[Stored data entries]
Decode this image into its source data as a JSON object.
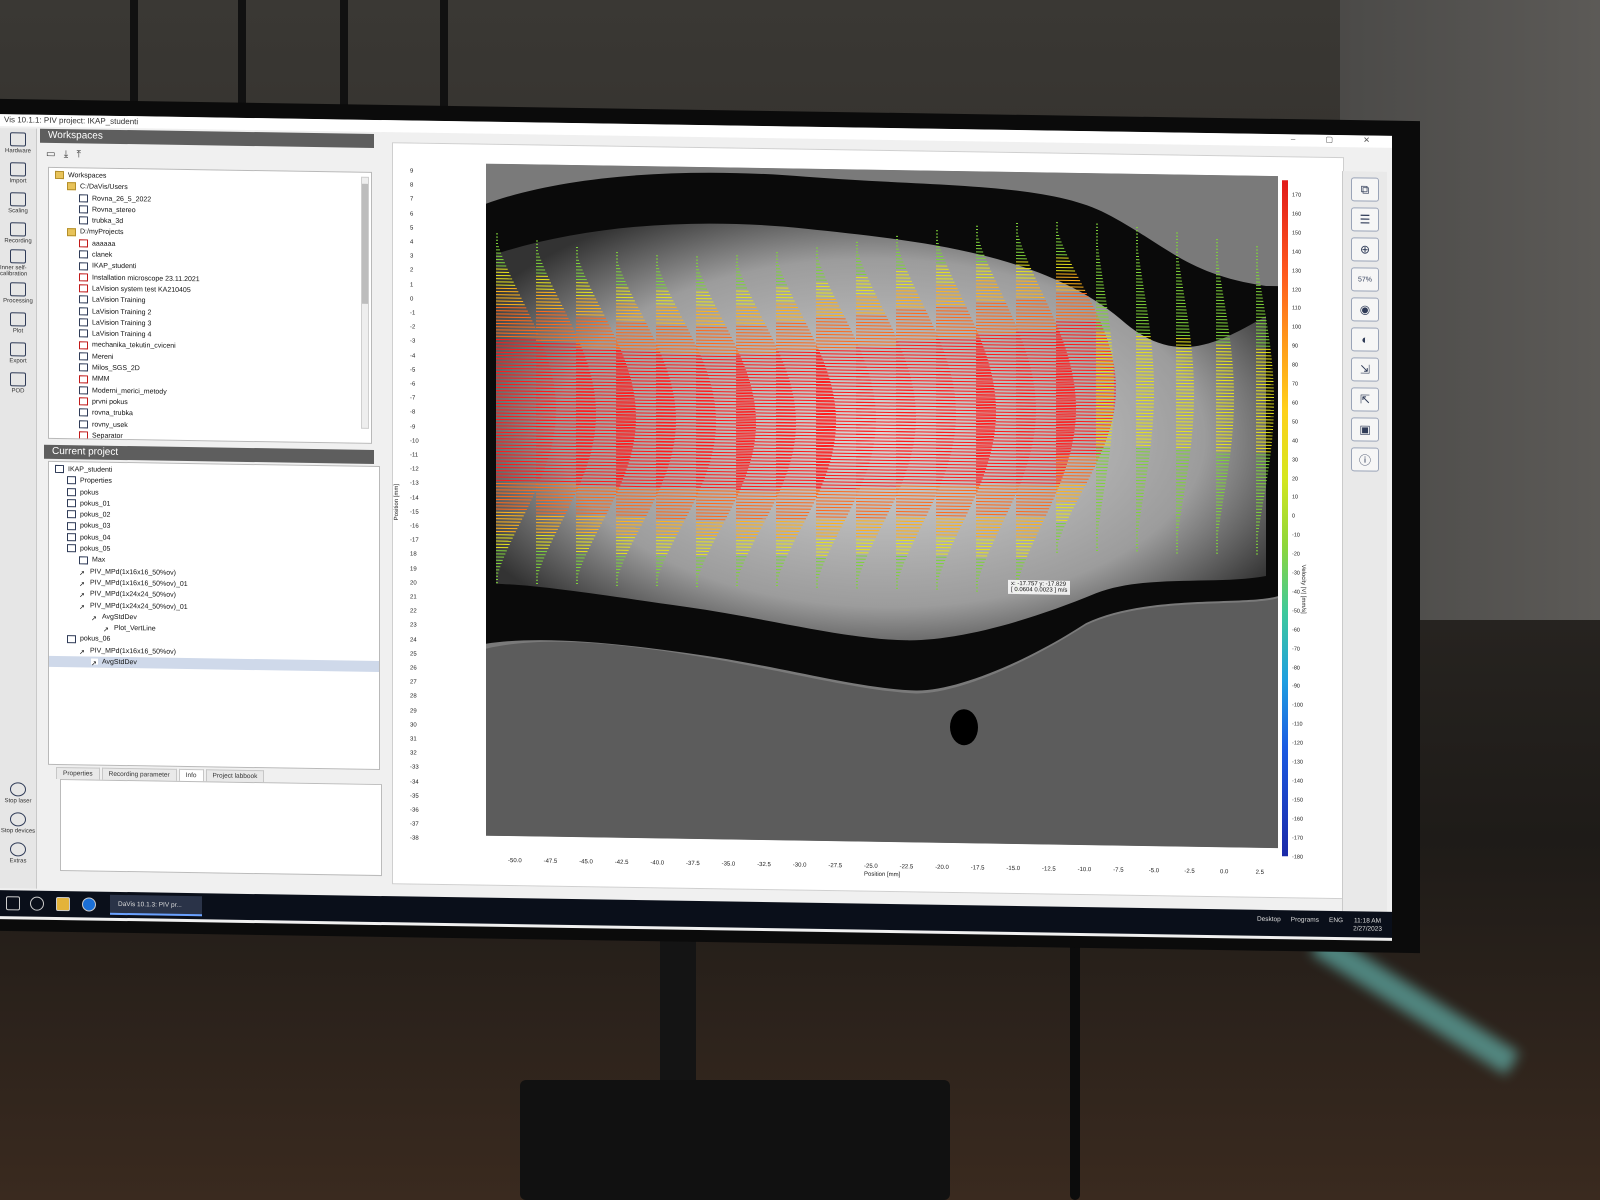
{
  "window": {
    "title": "Vis 10.1.1: PIV project: IKAP_studenti"
  },
  "left_toolbar": [
    "Hardware",
    "Import",
    "Scaling",
    "Recording",
    "Inner self-calibration",
    "Processing",
    "Plot",
    "Export",
    "POD"
  ],
  "left_bottom": [
    "Stop laser",
    "Stop devices",
    "Extras"
  ],
  "workspaces": {
    "header": "Workspaces",
    "items": [
      {
        "label": "Workspaces",
        "depth": 0,
        "icon": "folder"
      },
      {
        "label": "C:/DaVis/Users",
        "depth": 1,
        "icon": "folder"
      },
      {
        "label": "Rovna_26_5_2022",
        "depth": 2,
        "icon": "doc"
      },
      {
        "label": "Rovna_stereo",
        "depth": 2,
        "icon": "doc"
      },
      {
        "label": "trubka_3d",
        "depth": 2,
        "icon": "doc"
      },
      {
        "label": "D:/myProjects",
        "depth": 1,
        "icon": "folder"
      },
      {
        "label": "aaaaaa",
        "depth": 2,
        "icon": "red"
      },
      {
        "label": "clanek",
        "depth": 2,
        "icon": "doc"
      },
      {
        "label": "IKAP_studenti",
        "depth": 2,
        "icon": "doc"
      },
      {
        "label": "Installation microscope 23.11.2021",
        "depth": 2,
        "icon": "red"
      },
      {
        "label": "LaVision system test KA210405",
        "depth": 2,
        "icon": "red"
      },
      {
        "label": "LaVision Training",
        "depth": 2,
        "icon": "doc"
      },
      {
        "label": "LaVision Training 2",
        "depth": 2,
        "icon": "doc"
      },
      {
        "label": "LaVision Training 3",
        "depth": 2,
        "icon": "doc"
      },
      {
        "label": "LaVision Training 4",
        "depth": 2,
        "icon": "doc"
      },
      {
        "label": "mechanika_tekutin_cviceni",
        "depth": 2,
        "icon": "red"
      },
      {
        "label": "Mereni",
        "depth": 2,
        "icon": "doc"
      },
      {
        "label": "Milos_SGS_2D",
        "depth": 2,
        "icon": "doc"
      },
      {
        "label": "MMM",
        "depth": 2,
        "icon": "red"
      },
      {
        "label": "Moderni_merici_metody",
        "depth": 2,
        "icon": "doc"
      },
      {
        "label": "prvni pokus",
        "depth": 2,
        "icon": "red"
      },
      {
        "label": "rovna_trubka",
        "depth": 2,
        "icon": "doc"
      },
      {
        "label": "rovny_usek",
        "depth": 2,
        "icon": "doc"
      },
      {
        "label": "Separator",
        "depth": 2,
        "icon": "red"
      }
    ]
  },
  "project": {
    "header": "Current project",
    "items": [
      {
        "label": "IKAP_studenti",
        "depth": 0,
        "icon": "doc"
      },
      {
        "label": "Properties",
        "depth": 1,
        "icon": "doc"
      },
      {
        "label": "pokus",
        "depth": 1,
        "icon": "doc"
      },
      {
        "label": "pokus_01",
        "depth": 1,
        "icon": "doc"
      },
      {
        "label": "pokus_02",
        "depth": 1,
        "icon": "doc"
      },
      {
        "label": "pokus_03",
        "depth": 1,
        "icon": "doc"
      },
      {
        "label": "pokus_04",
        "depth": 1,
        "icon": "doc"
      },
      {
        "label": "pokus_05",
        "depth": 1,
        "icon": "doc"
      },
      {
        "label": "Max",
        "depth": 2,
        "icon": "doc"
      },
      {
        "label": "PIV_MPd(1x16x16_50%ov)",
        "depth": 2,
        "icon": "ar"
      },
      {
        "label": "PIV_MPd(1x16x16_50%ov)_01",
        "depth": 2,
        "icon": "ar"
      },
      {
        "label": "PIV_MPd(1x24x24_50%ov)",
        "depth": 2,
        "icon": "ar"
      },
      {
        "label": "PIV_MPd(1x24x24_50%ov)_01",
        "depth": 2,
        "icon": "ar"
      },
      {
        "label": "AvgStdDev",
        "depth": 3,
        "icon": "ar"
      },
      {
        "label": "Plot_VertLine",
        "depth": 4,
        "icon": "ar"
      },
      {
        "label": "pokus_06",
        "depth": 1,
        "icon": "doc"
      },
      {
        "label": "PIV_MPd(1x16x16_50%ov)",
        "depth": 2,
        "icon": "ar"
      },
      {
        "label": "AvgStdDev",
        "depth": 3,
        "icon": "ar",
        "selected": true
      }
    ]
  },
  "bottom_tabs": [
    "Properties",
    "Recording parameter",
    "Info",
    "Project labbook"
  ],
  "plot": {
    "y_axis_label": "Position [mm]",
    "x_axis_label": "Position [mm]",
    "colorbar_label": "Velocity |V| [mm/s]",
    "y_ticks": [
      "9",
      "8",
      "7",
      "6",
      "5",
      "4",
      "3",
      "2",
      "1",
      "0",
      "-1",
      "-2",
      "-3",
      "-4",
      "-5",
      "-6",
      "-7",
      "-8",
      "-9",
      "-10",
      "-11",
      "-12",
      "-13",
      "-14",
      "-15",
      "-16",
      "-17",
      "18",
      "19",
      "20",
      "21",
      "22",
      "23",
      "24",
      "25",
      "26",
      "27",
      "28",
      "29",
      "30",
      "31",
      "32",
      "-33",
      "-34",
      "-35",
      "-36",
      "-37",
      "-38"
    ],
    "x_ticks": [
      "-50.0",
      "-47.5",
      "-45.0",
      "-42.5",
      "-40.0",
      "-37.5",
      "-35.0",
      "-32.5",
      "-30.0",
      "-27.5",
      "-25.0",
      "-22.5",
      "-20.0",
      "-17.5",
      "-15.0",
      "-12.5",
      "-10.0",
      "-7.5",
      "-5.0",
      "-2.5",
      "0.0",
      "2.5"
    ],
    "colorbar_ticks": [
      "170",
      "160",
      "150",
      "140",
      "130",
      "120",
      "110",
      "100",
      "90",
      "80",
      "70",
      "60",
      "50",
      "40",
      "30",
      "20",
      "10",
      "0",
      "-10",
      "-20",
      "-30",
      "-40",
      "-50",
      "-60",
      "-70",
      "-80",
      "-90",
      "-100",
      "-110",
      "-120",
      "-130",
      "-140",
      "-150",
      "-160",
      "-170",
      "-180"
    ],
    "cursor_tooltip": "x: -17.757 y: -17.829\n[ 0.0604 0.0023 ] m/s"
  },
  "right_toolbar": {
    "zoom": "57%"
  },
  "taskbar": {
    "app_label": "DaVis 10.1.3: PIV pr...",
    "tray": [
      "Desktop",
      "Programs",
      "ENG"
    ],
    "time": "11:18 AM",
    "date": "2/27/2023"
  }
}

> [Goal]:
Give back the entries verbatim. Do not include any picture.

> [Correct output]:
Decode this image into its source data as a JSON object.
{
  "window": {
    "title": "Vis 10.1.1: PIV project: IKAP_studenti"
  },
  "left_toolbar": [
    "Hardware",
    "Import",
    "Scaling",
    "Recording",
    "Inner self-calibration",
    "Processing",
    "Plot",
    "Export",
    "POD"
  ],
  "left_bottom": [
    "Stop laser",
    "Stop devices",
    "Extras"
  ],
  "workspaces": {
    "header": "Workspaces",
    "items": [
      {
        "label": "Workspaces",
        "depth": 0,
        "icon": "folder"
      },
      {
        "label": "C:/DaVis/Users",
        "depth": 1,
        "icon": "folder"
      },
      {
        "label": "Rovna_26_5_2022",
        "depth": 2,
        "icon": "doc"
      },
      {
        "label": "Rovna_stereo",
        "depth": 2,
        "icon": "doc"
      },
      {
        "label": "trubka_3d",
        "depth": 2,
        "icon": "doc"
      },
      {
        "label": "D:/myProjects",
        "depth": 1,
        "icon": "folder"
      },
      {
        "label": "aaaaaa",
        "depth": 2,
        "icon": "red"
      },
      {
        "label": "clanek",
        "depth": 2,
        "icon": "doc"
      },
      {
        "label": "IKAP_studenti",
        "depth": 2,
        "icon": "doc"
      },
      {
        "label": "Installation microscope 23.11.2021",
        "depth": 2,
        "icon": "red"
      },
      {
        "label": "LaVision system test KA210405",
        "depth": 2,
        "icon": "red"
      },
      {
        "label": "LaVision Training",
        "depth": 2,
        "icon": "doc"
      },
      {
        "label": "LaVision Training 2",
        "depth": 2,
        "icon": "doc"
      },
      {
        "label": "LaVision Training 3",
        "depth": 2,
        "icon": "doc"
      },
      {
        "label": "LaVision Training 4",
        "depth": 2,
        "icon": "doc"
      },
      {
        "label": "mechanika_tekutin_cviceni",
        "depth": 2,
        "icon": "red"
      },
      {
        "label": "Mereni",
        "depth": 2,
        "icon": "doc"
      },
      {
        "label": "Milos_SGS_2D",
        "depth": 2,
        "icon": "doc"
      },
      {
        "label": "MMM",
        "depth": 2,
        "icon": "red"
      },
      {
        "label": "Moderni_merici_metody",
        "depth": 2,
        "icon": "doc"
      },
      {
        "label": "prvni pokus",
        "depth": 2,
        "icon": "red"
      },
      {
        "label": "rovna_trubka",
        "depth": 2,
        "icon": "doc"
      },
      {
        "label": "rovny_usek",
        "depth": 2,
        "icon": "doc"
      },
      {
        "label": "Separator",
        "depth": 2,
        "icon": "red"
      }
    ]
  },
  "project": {
    "header": "Current project",
    "items": [
      {
        "label": "IKAP_studenti",
        "depth": 0,
        "icon": "doc"
      },
      {
        "label": "Properties",
        "depth": 1,
        "icon": "doc"
      },
      {
        "label": "pokus",
        "depth": 1,
        "icon": "doc"
      },
      {
        "label": "pokus_01",
        "depth": 1,
        "icon": "doc"
      },
      {
        "label": "pokus_02",
        "depth": 1,
        "icon": "doc"
      },
      {
        "label": "pokus_03",
        "depth": 1,
        "icon": "doc"
      },
      {
        "label": "pokus_04",
        "depth": 1,
        "icon": "doc"
      },
      {
        "label": "pokus_05",
        "depth": 1,
        "icon": "doc"
      },
      {
        "label": "Max",
        "depth": 2,
        "icon": "doc"
      },
      {
        "label": "PIV_MPd(1x16x16_50%ov)",
        "depth": 2,
        "icon": "ar"
      },
      {
        "label": "PIV_MPd(1x16x16_50%ov)_01",
        "depth": 2,
        "icon": "ar"
      },
      {
        "label": "PIV_MPd(1x24x24_50%ov)",
        "depth": 2,
        "icon": "ar"
      },
      {
        "label": "PIV_MPd(1x24x24_50%ov)_01",
        "depth": 2,
        "icon": "ar"
      },
      {
        "label": "AvgStdDev",
        "depth": 3,
        "icon": "ar"
      },
      {
        "label": "Plot_VertLine",
        "depth": 4,
        "icon": "ar"
      },
      {
        "label": "pokus_06",
        "depth": 1,
        "icon": "doc"
      },
      {
        "label": "PIV_MPd(1x16x16_50%ov)",
        "depth": 2,
        "icon": "ar"
      },
      {
        "label": "AvgStdDev",
        "depth": 3,
        "icon": "ar",
        "selected": true
      }
    ]
  },
  "bottom_tabs": [
    "Properties",
    "Recording parameter",
    "Info",
    "Project labbook"
  ],
  "plot": {
    "y_axis_label": "Position [mm]",
    "x_axis_label": "Position [mm]",
    "colorbar_label": "Velocity |V| [mm/s]",
    "y_ticks": [
      "9",
      "8",
      "7",
      "6",
      "5",
      "4",
      "3",
      "2",
      "1",
      "0",
      "-1",
      "-2",
      "-3",
      "-4",
      "-5",
      "-6",
      "-7",
      "-8",
      "-9",
      "-10",
      "-11",
      "-12",
      "-13",
      "-14",
      "-15",
      "-16",
      "-17",
      "18",
      "19",
      "20",
      "21",
      "22",
      "23",
      "24",
      "25",
      "26",
      "27",
      "28",
      "29",
      "30",
      "31",
      "32",
      "-33",
      "-34",
      "-35",
      "-36",
      "-37",
      "-38"
    ],
    "x_ticks": [
      "-50.0",
      "-47.5",
      "-45.0",
      "-42.5",
      "-40.0",
      "-37.5",
      "-35.0",
      "-32.5",
      "-30.0",
      "-27.5",
      "-25.0",
      "-22.5",
      "-20.0",
      "-17.5",
      "-15.0",
      "-12.5",
      "-10.0",
      "-7.5",
      "-5.0",
      "-2.5",
      "0.0",
      "2.5"
    ],
    "colorbar_ticks": [
      "170",
      "160",
      "150",
      "140",
      "130",
      "120",
      "110",
      "100",
      "90",
      "80",
      "70",
      "60",
      "50",
      "40",
      "30",
      "20",
      "10",
      "0",
      "-10",
      "-20",
      "-30",
      "-40",
      "-50",
      "-60",
      "-70",
      "-80",
      "-90",
      "-100",
      "-110",
      "-120",
      "-130",
      "-140",
      "-150",
      "-160",
      "-170",
      "-180"
    ],
    "cursor_tooltip": "x: -17.757 y: -17.829\n[ 0.0604 0.0023 ] m/s"
  },
  "right_toolbar": {
    "zoom": "57%"
  },
  "taskbar": {
    "app_label": "DaVis 10.1.3: PIV pr...",
    "tray": [
      "Desktop",
      "Programs",
      "ENG"
    ],
    "time": "11:18 AM",
    "date": "2/27/2023"
  }
}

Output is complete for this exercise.